>> begin Dataset content
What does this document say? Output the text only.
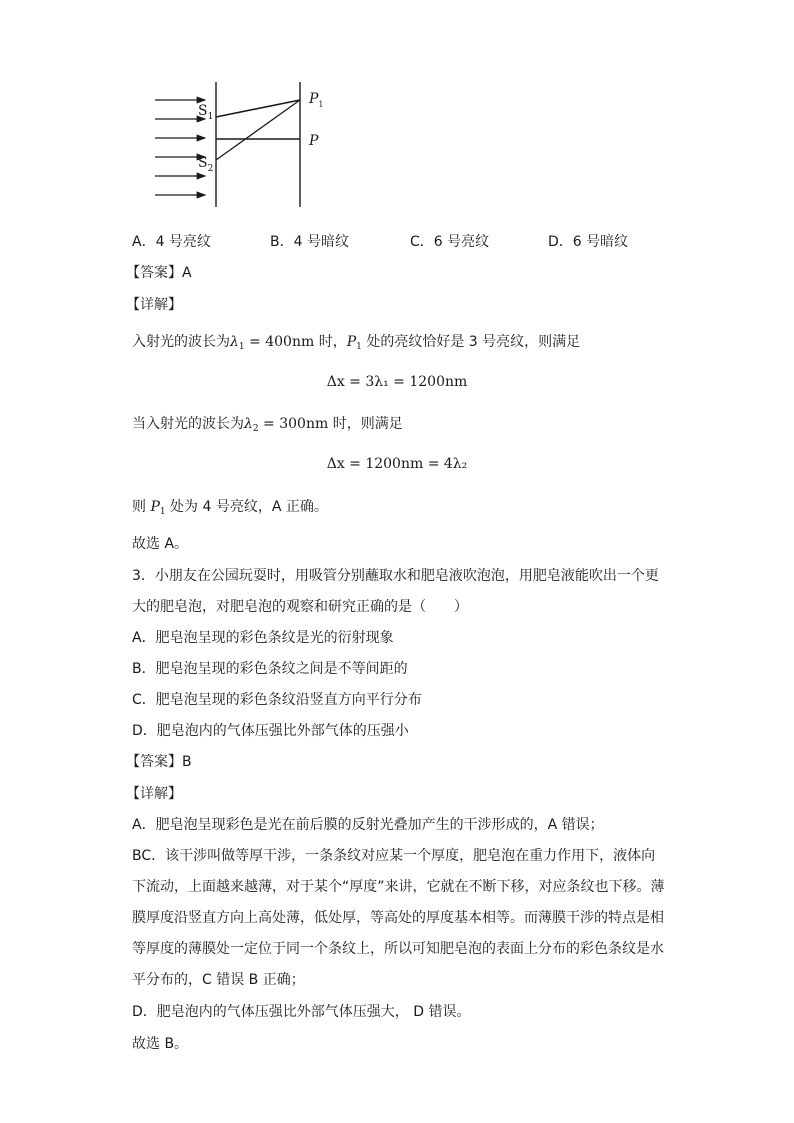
$S_1$
$S_2$
$P_1$
P
A．4 号亮纹	B．4 号暗纹	C．6 号亮纹	D．6 号暗纹
【答案】A
【详解】
入射光的波长为$\lambda_1 = 400nm$ 时，$P_1$ 处的亮纹恰好是 3 号亮纹，则满足
Δx = 3λ₁ = 1200nm
当入射光的波长为$\lambda_2 = 300nm$ 时，则满足
Δx = 1200nm = 4λ₂
则 $P_1$ 处为 4 号亮纹，A 正确。
故选 A。
3．小朋友在公园玩耍时，用吸管分别蘸取水和肥皂液吹泡泡，用肥皂液能吹出一个更
大的肥皂泡，对肥皂泡的观察和研究正确的是（　　）
A．肥皂泡呈现的彩色条纹是光的衍射现象
B．肥皂泡呈现的彩色条纹之间是不等间距的
C．肥皂泡呈现的彩色条纹沿竖直方向平行分布
D．肥皂泡内的气体压强比外部气体的压强小
【答案】B
【详解】
A．肥皂泡呈现彩色是光在前后膜的反射光叠加产生的干涉形成的，A 错误；
BC．该干涉叫做等厚干涉，一条条纹对应某一个厚度，肥皂泡在重力作用下，液体向
下流动，上面越来越薄，对于某个“厚度”来讲，它就在不断下移，对应条纹也下移。薄
膜厚度沿竖直方向上高处薄，低处厚，等高处的厚度基本相等。而薄膜干涉的特点是相
等厚度的薄膜处一定位于同一个条纹上，所以可知肥皂泡的表面上分布的彩色条纹是水
平分布的，C 错误 B 正确；
D．肥皂泡内的气体压强比外部气体压强大， D 错误。
故选 B。
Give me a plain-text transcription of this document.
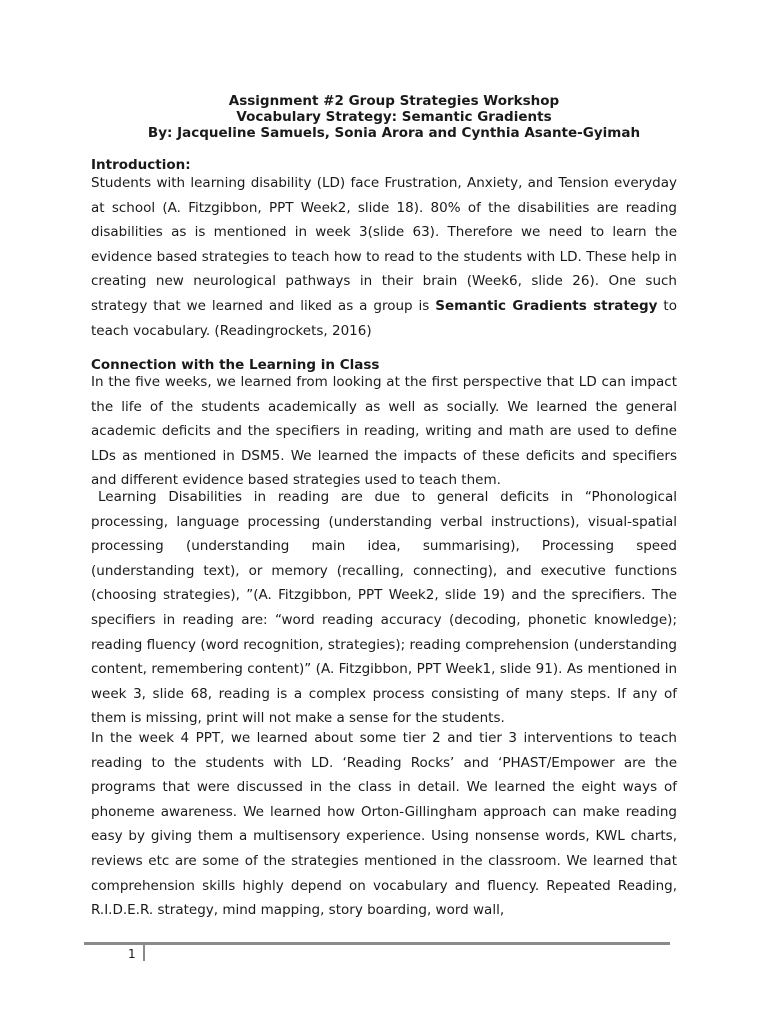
Assignment #2 Group Strategies Workshop
Vocabulary Strategy: Semantic Gradients
By: Jacqueline Samuels, Sonia Arora and Cynthia Asante-Gyimah
Introduction:
Students with learning disability (LD) face Frustration, Anxiety, and Tension everyday at school (A. Fitzgibbon, PPT Week2, slide 18). 80% of the disabilities are reading disabilities as is mentioned in week 3(slide 63). Therefore we need to learn the evidence based strategies to teach how to read to the students with LD. These help in creating new neurological pathways in their brain (Week6, slide 26). One such strategy that we learned and liked as a group is Semantic Gradients strategy to teach vocabulary. (Readingrockets, 2016)
Connection with the Learning in Class
In the five weeks, we learned from looking at the first perspective that LD can impact the life of the students academically as well as socially. We learned the general academic deficits and the specifiers in reading, writing and math are used to define LDs as mentioned in DSM5. We learned the impacts of these deficits and specifiers and different evidence based strategies used to teach them.
Learning Disabilities in reading are due to general deficits in “Phonological processing, language processing (understanding verbal instructions), visual-spatial processing (understanding main idea, summarising), Processing speed (understanding text), or memory (recalling, connecting), and executive functions (choosing strategies), ”(A. Fitzgibbon, PPT Week2, slide 19) and the sprecifiers. The specifiers in reading are: “word reading accuracy (decoding, phonetic knowledge); reading fluency (word recognition, strategies); reading comprehension (understanding content, remembering content)” (A. Fitzgibbon, PPT Week1, slide 91). As mentioned in week 3, slide 68, reading is a complex process consisting of many steps. If any of them is missing, print will not make a sense for the students.
In the week 4 PPT, we learned about some tier 2 and tier 3 interventions to teach reading to the students with LD. ‘Reading Rocks’ and ‘PHAST/Empower are the programs that were discussed in the class in detail. We learned the eight ways of phoneme awareness. We learned how Orton-Gillingham approach can make reading easy by giving them a multisensory experience. Using nonsense words, KWL charts, reviews etc are some of the strategies mentioned in the classroom. We learned that comprehension skills highly depend on vocabulary and fluency. Repeated Reading, R.I.D.E.R. strategy, mind mapping, story boarding, word wall,
1
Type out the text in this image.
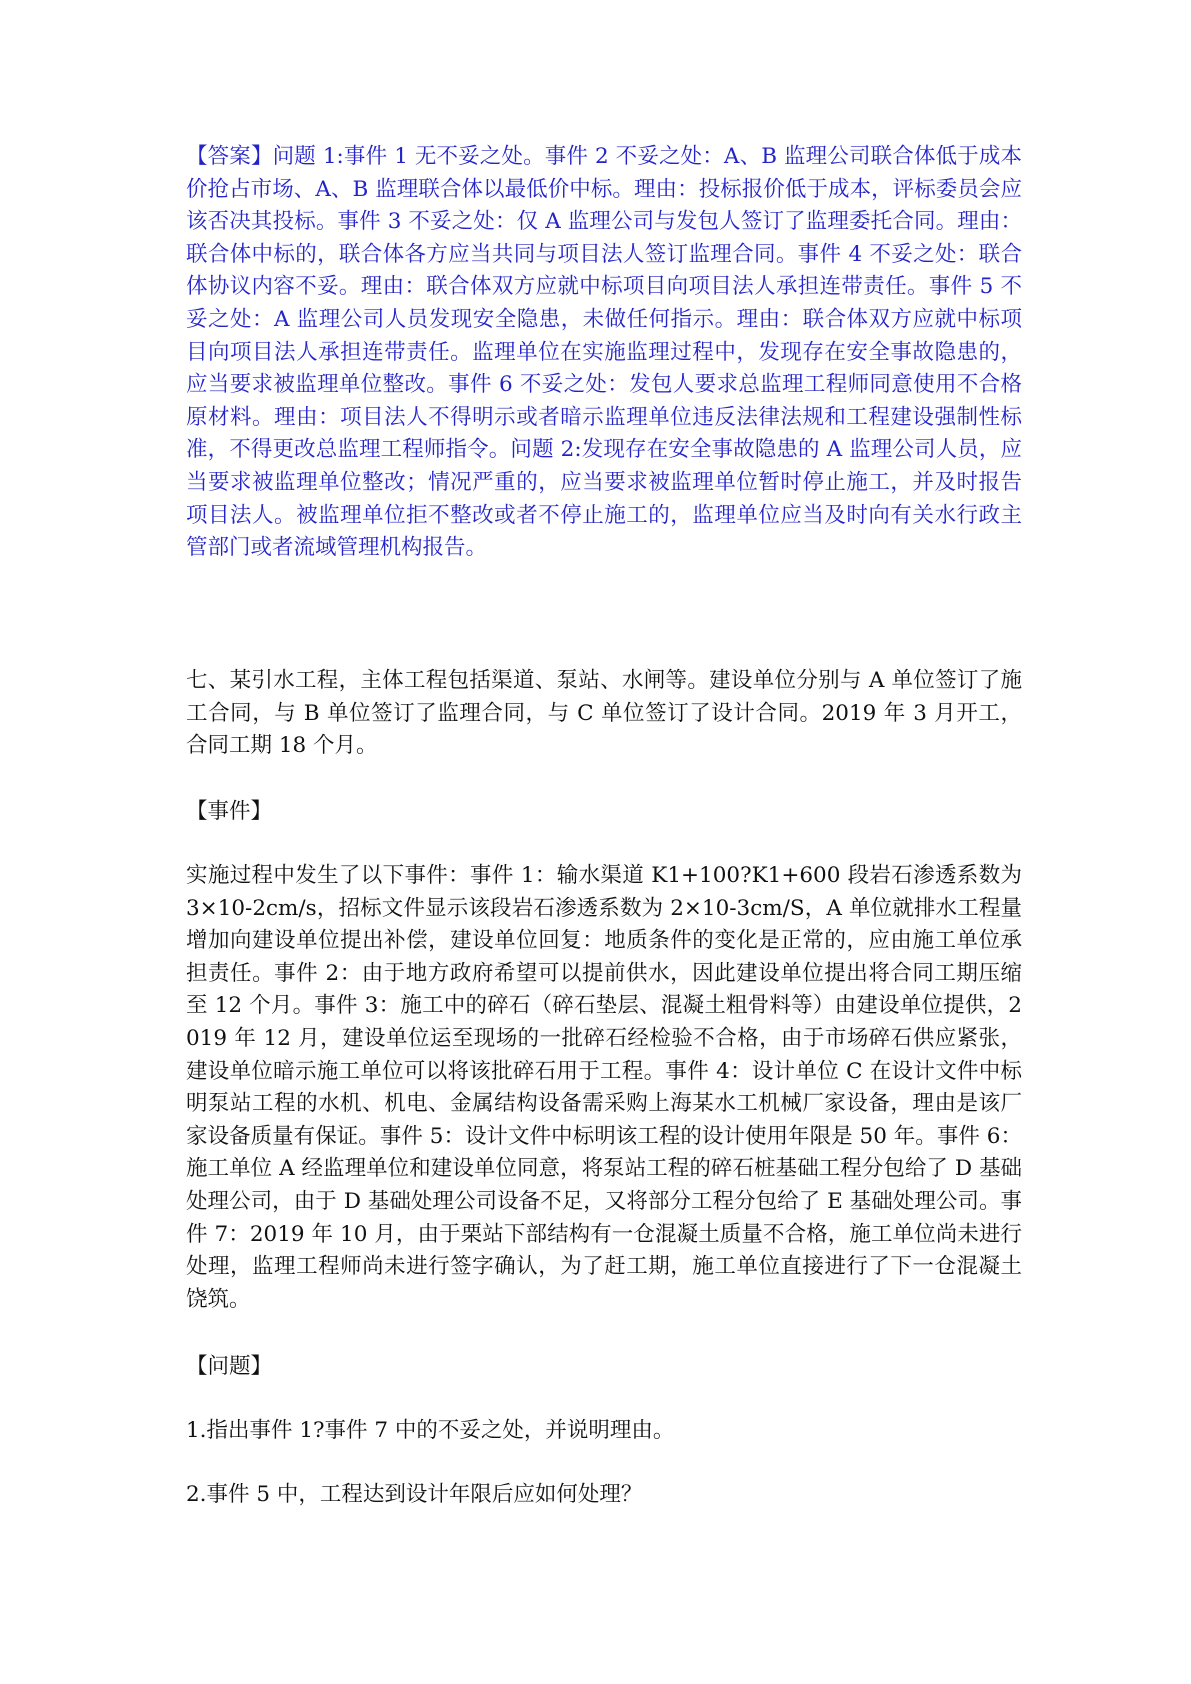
【答案】问题 1:事件 1 无不妥之处。事件 2 不妥之处：A、B 监理公司联合体低于成本价抢占市场、A、B 监理联合体以最低价中标。理由：投标报价低于成本，评标委员会应该否决其投标。事件 3 不妥之处：仅 A 监理公司与发包人签订了监理委托合同。理由：联合体中标的，联合体各方应当共同与项目法人签订监理合同。事件 4 不妥之处：联合体协议内容不妥。理由：联合体双方应就中标项目向项目法人承担连带责任。事件 5 不妥之处：A 监理公司人员发现安全隐患，未做任何指示。理由：联合体双方应就中标项目向项目法人承担连带责任。监理单位在实施监理过程中，发现存在安全事故隐患的，应当要求被监理单位整改。事件 6 不妥之处：发包人要求总监理工程师同意使用不合格原材料。理由：项目法人不得明示或者暗示监理单位违反法律法规和工程建设强制性标准，不得更改总监理工程师指令。问题 2:发现存在安全事故隐患的 A 监理公司人员，应当要求被监理单位整改；情况严重的，应当要求被监理单位暂时停止施工，并及时报告项目法人。被监理单位拒不整改或者不停止施工的，监理单位应当及时向有关水行政主管部门或者流域管理机构报告。

七、某引水工程，主体工程包括渠道、泵站、水闸等。建设单位分别与 A 单位签订了施工合同，与 B 单位签订了监理合同，与 C 单位签订了设计合同。2019 年 3 月开工，合同工期 18 个月。

【事件】

实施过程中发生了以下事件：事件 1：输水渠道 K1+100?K1+600 段岩石渗透系数为 3×10-2cm/s，招标文件显示该段岩石渗透系数为 2×10-3cm/S，A 单位就排水工程量增加向建设单位提出补偿，建设单位回复：地质条件的变化是正常的，应由施工单位承担责任。事件 2：由于地方政府希望可以提前供水，因此建设单位提出将合同工期压缩至 12 个月。事件 3：施工中的碎石（碎石垫层、混凝土粗骨料等）由建设单位提供，2019 年 12 月，建设单位运至现场的一批碎石经检验不合格，由于市场碎石供应紧张，建设单位暗示施工单位可以将该批碎石用于工程。事件 4：设计单位 C 在设计文件中标明泵站工程的水机、机电、金属结构设备需采购上海某水工机械厂家设备，理由是该厂家设备质量有保证。事件 5：设计文件中标明该工程的设计使用年限是 50 年。事件 6：施工单位 A 经监理单位和建设单位同意，将泵站工程的碎石桩基础工程分包给了 D 基础处理公司，由于 D 基础处理公司设备不足，又将部分工程分包给了 E 基础处理公司。事件 7：2019 年 10 月，由于栗站下部结构有一仓混凝土质量不合格，施工单位尚未进行处理，监理工程师尚未进行签字确认，为了赶工期，施工单位直接进行了下一仓混凝土饶筑。

【问题】

1.指出事件 1?事件 7 中的不妥之处，并说明理由。

2.事件 5 中，工程达到设计年限后应如何处理？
>> end Dataset content
(Your goal) Scan the listing above and copy all lines containing the word "Gradients".

(Response below)
Vocabulary Strategy: Semantic Gradients
Students with learning disability (LD) face Frustration, Anxiety, and Tension everyday at school (A. Fitzgibbon, PPT Week2, slide 18). 80% of the disabilities are reading disabilities as is mentioned in week 3(slide 63). Therefore we need to learn the evidence based strategies to teach how to read to the students with LD. These help in creating new neurological pathways in their brain (Week6, slide 26). One such strategy that we learned and liked as a group is Semantic Gradients strategy to teach vocabulary. (Readingrockets, 2016)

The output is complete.